* **Stored records**:
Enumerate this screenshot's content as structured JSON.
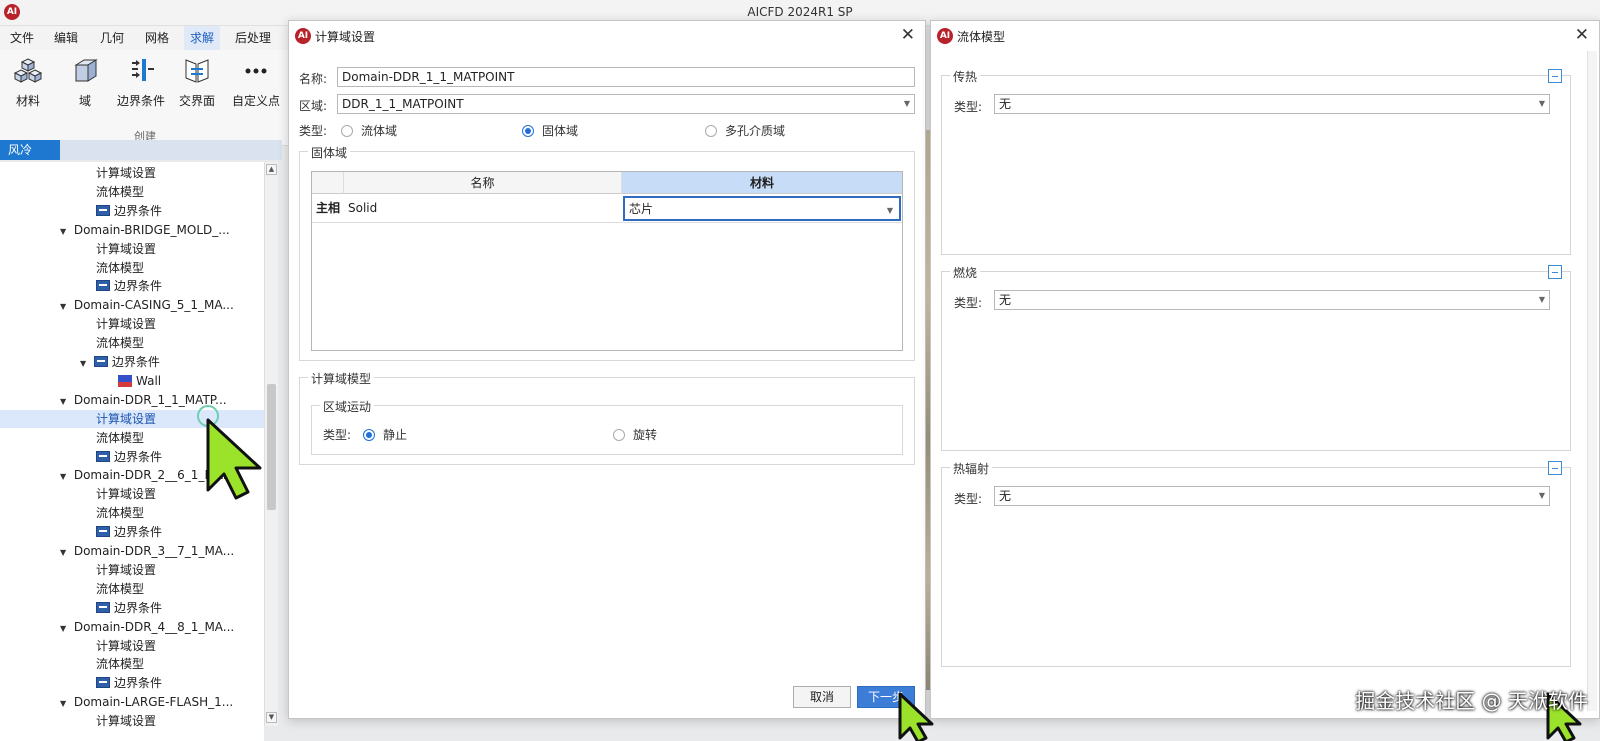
{
  "window": {
    "title": "AICFD 2024R1 SP",
    "logo": "AI"
  },
  "menubar": {
    "items": [
      "文件",
      "编辑",
      "几何",
      "网格",
      "求解",
      "后处理"
    ],
    "active_index": 4
  },
  "ribbon": {
    "buttons": [
      {
        "label": "材料",
        "icon": "materials-icon"
      },
      {
        "label": "域",
        "icon": "domain-box-icon"
      },
      {
        "label": "边界条件",
        "icon": "boundary-condition-icon"
      },
      {
        "label": "交界面",
        "icon": "interface-icon"
      },
      {
        "label": "自定义点",
        "icon": "more-dots-icon"
      }
    ],
    "group_label": "创建"
  },
  "case_tab": "风冷",
  "tree": {
    "rows": [
      {
        "text": "计算域设置",
        "level": 2
      },
      {
        "text": "流体模型",
        "level": 2
      },
      {
        "text": "边界条件",
        "level": 2,
        "icon": "bc"
      },
      {
        "text": "Domain-BRIDGE_MOLD_...",
        "level": 1,
        "expanded": true
      },
      {
        "text": "计算域设置",
        "level": 2
      },
      {
        "text": "流体模型",
        "level": 2
      },
      {
        "text": "边界条件",
        "level": 2,
        "icon": "bc"
      },
      {
        "text": "Domain-CASING_5_1_MA...",
        "level": 1,
        "expanded": true
      },
      {
        "text": "计算域设置",
        "level": 2
      },
      {
        "text": "流体模型",
        "level": 2
      },
      {
        "text": "边界条件",
        "level": 2,
        "icon": "bc",
        "expanded": true
      },
      {
        "text": "Wall",
        "level": 3,
        "icon": "wall"
      },
      {
        "text": "Domain-DDR_1_1_MATP...",
        "level": 1,
        "expanded": true
      },
      {
        "text": "计算域设置",
        "level": 2,
        "selected": true
      },
      {
        "text": "流体模型",
        "level": 2
      },
      {
        "text": "边界条件",
        "level": 2,
        "icon": "bc"
      },
      {
        "text": "Domain-DDR_2__6_1_MA...",
        "level": 1,
        "expanded": true
      },
      {
        "text": "计算域设置",
        "level": 2
      },
      {
        "text": "流体模型",
        "level": 2
      },
      {
        "text": "边界条件",
        "level": 2,
        "icon": "bc"
      },
      {
        "text": "Domain-DDR_3__7_1_MA...",
        "level": 1,
        "expanded": true
      },
      {
        "text": "计算域设置",
        "level": 2
      },
      {
        "text": "流体模型",
        "level": 2
      },
      {
        "text": "边界条件",
        "level": 2,
        "icon": "bc"
      },
      {
        "text": "Domain-DDR_4__8_1_MA...",
        "level": 1,
        "expanded": true
      },
      {
        "text": "计算域设置",
        "level": 2
      },
      {
        "text": "流体模型",
        "level": 2
      },
      {
        "text": "边界条件",
        "level": 2,
        "icon": "bc"
      },
      {
        "text": "Domain-LARGE-FLASH_1...",
        "level": 1,
        "expanded": true
      },
      {
        "text": "计算域设置",
        "level": 2
      }
    ]
  },
  "domain_dialog": {
    "title": "计算域设置",
    "name_label": "名称:",
    "name_value": "Domain-DDR_1_1_MATPOINT",
    "region_label": "区域:",
    "region_value": "DDR_1_1_MATPOINT",
    "type_label": "类型:",
    "type_options": [
      "流体域",
      "固体域",
      "多孔介质域"
    ],
    "type_selected": 1,
    "solid_group_title": "固体域",
    "grid": {
      "headers": [
        "名称",
        "材料"
      ],
      "row_header": "主相",
      "row_name": "Solid",
      "row_material": "芯片"
    },
    "model_group_title": "计算域模型",
    "motion_group_title": "区域运动",
    "motion_type_label": "类型:",
    "motion_options": [
      "静止",
      "旋转"
    ],
    "motion_selected": 0,
    "cancel_label": "取消",
    "next_label": "下一步"
  },
  "fluid_dialog": {
    "title": "流体模型",
    "panels": [
      {
        "title": "传热",
        "type_label": "类型:",
        "value": "无"
      },
      {
        "title": "燃烧",
        "type_label": "类型:",
        "value": "无"
      },
      {
        "title": "热辐射",
        "type_label": "类型:",
        "value": "无"
      }
    ]
  },
  "watermark": "掘金技术社区 @ 天洑软件",
  "colors": {
    "accent": "#1e78d0",
    "brand": "#b8222a",
    "cursor": "#9be22a"
  }
}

* **Short exercise**:
Each line in the records above should be reproduced exactly; images are not copied.

* **Response**:
Enumerate this screenshot's content as structured JSON.
{
  "window": {
    "title": "AICFD 2024R1 SP",
    "logo": "AI"
  },
  "menubar": {
    "items": [
      "文件",
      "编辑",
      "几何",
      "网格",
      "求解",
      "后处理"
    ],
    "active_index": 4
  },
  "ribbon": {
    "buttons": [
      {
        "label": "材料",
        "icon": "materials-icon"
      },
      {
        "label": "域",
        "icon": "domain-box-icon"
      },
      {
        "label": "边界条件",
        "icon": "boundary-condition-icon"
      },
      {
        "label": "交界面",
        "icon": "interface-icon"
      },
      {
        "label": "自定义点",
        "icon": "more-dots-icon"
      }
    ],
    "group_label": "创建"
  },
  "case_tab": "风冷",
  "tree": {
    "rows": [
      {
        "text": "计算域设置",
        "level": 2
      },
      {
        "text": "流体模型",
        "level": 2
      },
      {
        "text": "边界条件",
        "level": 2,
        "icon": "bc"
      },
      {
        "text": "Domain-BRIDGE_MOLD_...",
        "level": 1,
        "expanded": true
      },
      {
        "text": "计算域设置",
        "level": 2
      },
      {
        "text": "流体模型",
        "level": 2
      },
      {
        "text": "边界条件",
        "level": 2,
        "icon": "bc"
      },
      {
        "text": "Domain-CASING_5_1_MA...",
        "level": 1,
        "expanded": true
      },
      {
        "text": "计算域设置",
        "level": 2
      },
      {
        "text": "流体模型",
        "level": 2
      },
      {
        "text": "边界条件",
        "level": 2,
        "icon": "bc",
        "expanded": true
      },
      {
        "text": "Wall",
        "level": 3,
        "icon": "wall"
      },
      {
        "text": "Domain-DDR_1_1_MATP...",
        "level": 1,
        "expanded": true
      },
      {
        "text": "计算域设置",
        "level": 2,
        "selected": true
      },
      {
        "text": "流体模型",
        "level": 2
      },
      {
        "text": "边界条件",
        "level": 2,
        "icon": "bc"
      },
      {
        "text": "Domain-DDR_2__6_1_MA...",
        "level": 1,
        "expanded": true
      },
      {
        "text": "计算域设置",
        "level": 2
      },
      {
        "text": "流体模型",
        "level": 2
      },
      {
        "text": "边界条件",
        "level": 2,
        "icon": "bc"
      },
      {
        "text": "Domain-DDR_3__7_1_MA...",
        "level": 1,
        "expanded": true
      },
      {
        "text": "计算域设置",
        "level": 2
      },
      {
        "text": "流体模型",
        "level": 2
      },
      {
        "text": "边界条件",
        "level": 2,
        "icon": "bc"
      },
      {
        "text": "Domain-DDR_4__8_1_MA...",
        "level": 1,
        "expanded": true
      },
      {
        "text": "计算域设置",
        "level": 2
      },
      {
        "text": "流体模型",
        "level": 2
      },
      {
        "text": "边界条件",
        "level": 2,
        "icon": "bc"
      },
      {
        "text": "Domain-LARGE-FLASH_1...",
        "level": 1,
        "expanded": true
      },
      {
        "text": "计算域设置",
        "level": 2
      }
    ]
  },
  "domain_dialog": {
    "title": "计算域设置",
    "name_label": "名称:",
    "name_value": "Domain-DDR_1_1_MATPOINT",
    "region_label": "区域:",
    "region_value": "DDR_1_1_MATPOINT",
    "type_label": "类型:",
    "type_options": [
      "流体域",
      "固体域",
      "多孔介质域"
    ],
    "type_selected": 1,
    "solid_group_title": "固体域",
    "grid": {
      "headers": [
        "名称",
        "材料"
      ],
      "row_header": "主相",
      "row_name": "Solid",
      "row_material": "芯片"
    },
    "model_group_title": "计算域模型",
    "motion_group_title": "区域运动",
    "motion_type_label": "类型:",
    "motion_options": [
      "静止",
      "旋转"
    ],
    "motion_selected": 0,
    "cancel_label": "取消",
    "next_label": "下一步"
  },
  "fluid_dialog": {
    "title": "流体模型",
    "panels": [
      {
        "title": "传热",
        "type_label": "类型:",
        "value": "无"
      },
      {
        "title": "燃烧",
        "type_label": "类型:",
        "value": "无"
      },
      {
        "title": "热辐射",
        "type_label": "类型:",
        "value": "无"
      }
    ]
  },
  "watermark": "掘金技术社区 @ 天洑软件",
  "colors": {
    "accent": "#1e78d0",
    "brand": "#b8222a",
    "cursor": "#9be22a"
  }
}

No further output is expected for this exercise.